▶ [Material provided]
──────

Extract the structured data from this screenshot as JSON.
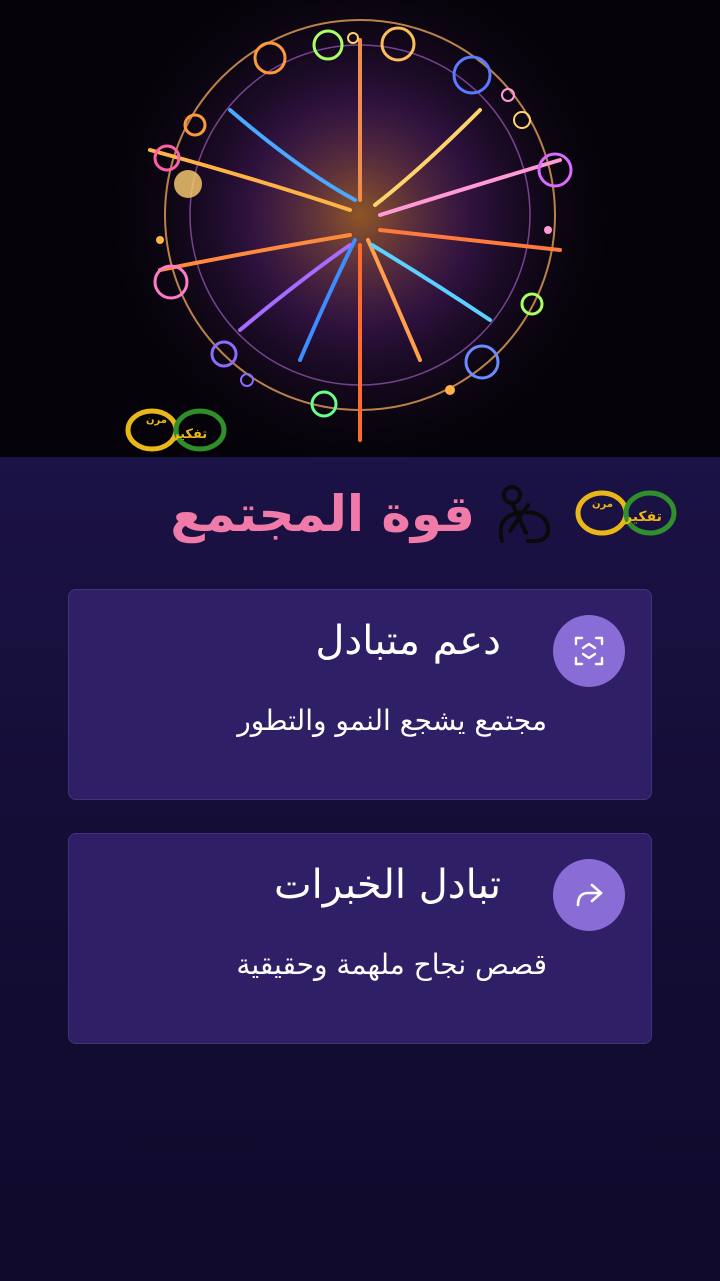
{
  "header": {
    "title": "قوة المجتمع",
    "logo_text_top": "مرن",
    "logo_text_bottom": "تفكير"
  },
  "hero": {
    "logo_text_top": "مرن",
    "logo_text_bottom": "تفكير"
  },
  "cards": [
    {
      "icon": "exchange-arrows-icon",
      "title": "دعم متبادل",
      "subtitle": "مجتمع يشجع النمو والتطور"
    },
    {
      "icon": "share-forward-icon",
      "title": "تبادل الخبرات",
      "subtitle": "قصص نجاح ملهمة وحقيقية"
    }
  ],
  "colors": {
    "background": "#130c30",
    "card": "#2e1f66",
    "icon_circle": "#8a6cd6",
    "title_pink": "#f07aa8",
    "logo_green": "#2f8f2a",
    "logo_yellow": "#e9b818"
  }
}
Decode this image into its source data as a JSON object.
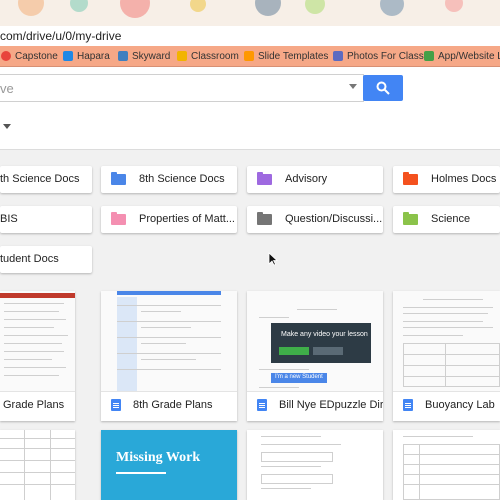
{
  "browser": {
    "url": "com/drive/u/0/my-drive"
  },
  "bookmarks": [
    {
      "label": "Capstone",
      "color": "#e8453c"
    },
    {
      "label": "Hapara",
      "color": "#1e88e5"
    },
    {
      "label": "Skyward",
      "color": "#3f7fbf"
    },
    {
      "label": "Classroom",
      "color": "#f2b400"
    },
    {
      "label": "Slide Templates",
      "color": "#ff9800"
    },
    {
      "label": "Photos For Class",
      "color": "#5c6bc0"
    },
    {
      "label": "App/Website Li",
      "color": "#43a047"
    }
  ],
  "search": {
    "placeholder": "ve"
  },
  "folders": [
    {
      "label": "th Science Docs",
      "color": ""
    },
    {
      "label": "8th Science Docs",
      "color": "#4a86e8"
    },
    {
      "label": "Advisory",
      "color": "#9e69e0"
    },
    {
      "label": "Holmes Docs",
      "color": "#f4511e"
    },
    {
      "label": "BIS",
      "color": ""
    },
    {
      "label": "Properties of Matt...",
      "color": "#f48fb1"
    },
    {
      "label": "Question/Discussi...",
      "color": "#757575"
    },
    {
      "label": "Science",
      "color": "#8bc34a"
    },
    {
      "label": "tudent Docs",
      "color": ""
    }
  ],
  "files": [
    {
      "label": "Grade Plans"
    },
    {
      "label": "8th Grade Plans"
    },
    {
      "label": "Bill Nye EDpuzzle Dir..."
    },
    {
      "label": "Buoyancy Lab"
    }
  ],
  "thumbnails": {
    "edpuzzle_banner": "Make any video your lesson",
    "edpuzzle_button": "I'm a new Student",
    "missing_work": "Missing Work"
  },
  "colors": {
    "accent": "#4285f4",
    "bookmark_bar": "#f6a887",
    "missing_work_bg": "#29a8d8"
  }
}
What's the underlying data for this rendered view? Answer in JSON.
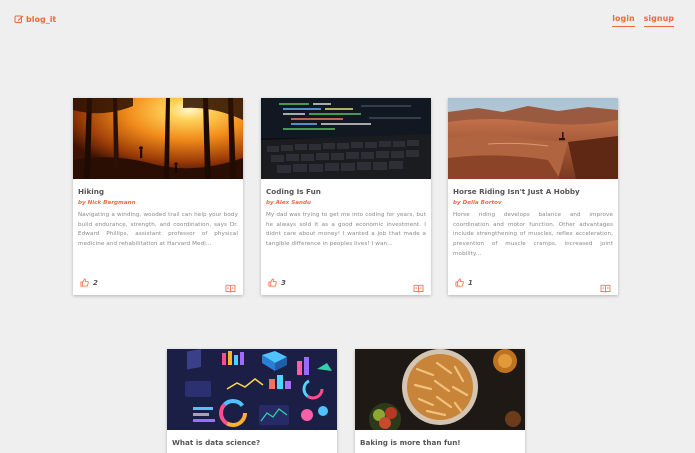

──────

▶ [Given exercise] Quote each entry above verbatim and drop the pictures.

▶ [Response]
Extract the structured data from this screenshot as JSON.
{
  "header": {
    "title": "قوة المجتمع",
    "logo_text_top": "مرن",
    "logo_text_bottom": "تفكير"
  },
  "hero": {
    "logo_text_top": "مرن",
    "logo_text_bottom": "تفكير"
  },
  "cards": [
    {
      "icon": "exchange-arrows-icon",
      "title": "دعم متبادل",
      "subtitle": "مجتمع يشجع النمو والتطور"
    },
    {
      "icon": "share-forward-icon",
      "title": "تبادل الخبرات",
      "subtitle": "قصص نجاح ملهمة وحقيقية"
    }
  ],
  "colors": {
    "background": "#130c30",
    "card": "#2e1f66",
    "icon_circle": "#8a6cd6",
    "title_pink": "#f07aa8",
    "logo_green": "#2f8f2a",
    "logo_yellow": "#e9b818"
  }
}
Decode this image into its source data as a JSON object.
{
  "browser": {
    "url": "com/drive/u/0/my-drive"
  },
  "bookmarks": [
    {
      "label": "Capstone",
      "color": "#e8453c"
    },
    {
      "label": "Hapara",
      "color": "#1e88e5"
    },
    {
      "label": "Skyward",
      "color": "#3f7fbf"
    },
    {
      "label": "Classroom",
      "color": "#f2b400"
    },
    {
      "label": "Slide Templates",
      "color": "#ff9800"
    },
    {
      "label": "Photos For Class",
      "color": "#5c6bc0"
    },
    {
      "label": "App/Website Li",
      "color": "#43a047"
    }
  ],
  "search": {
    "placeholder": "ve"
  },
  "folders": [
    {
      "label": "th Science Docs",
      "color": ""
    },
    {
      "label": "8th Science Docs",
      "color": "#4a86e8"
    },
    {
      "label": "Advisory",
      "color": "#9e69e0"
    },
    {
      "label": "Holmes Docs",
      "color": "#f4511e"
    },
    {
      "label": "BIS",
      "color": ""
    },
    {
      "label": "Properties of Matt...",
      "color": "#f48fb1"
    },
    {
      "label": "Question/Discussi...",
      "color": "#757575"
    },
    {
      "label": "Science",
      "color": "#8bc34a"
    },
    {
      "label": "tudent Docs",
      "color": ""
    }
  ],
  "files": [
    {
      "label": "Grade Plans"
    },
    {
      "label": "8th Grade Plans"
    },
    {
      "label": "Bill Nye EDpuzzle Dir..."
    },
    {
      "label": "Buoyancy Lab"
    }
  ],
  "thumbnails": {
    "edpuzzle_banner": "Make any video your lesson",
    "edpuzzle_button": "I'm a new Student",
    "missing_work": "Missing Work"
  },
  "colors": {
    "accent": "#4285f4",
    "bookmark_bar": "#f6a887",
    "missing_work_bg": "#29a8d8"
  }
}
What's the underlying data for this rendered view? Answer in JSON.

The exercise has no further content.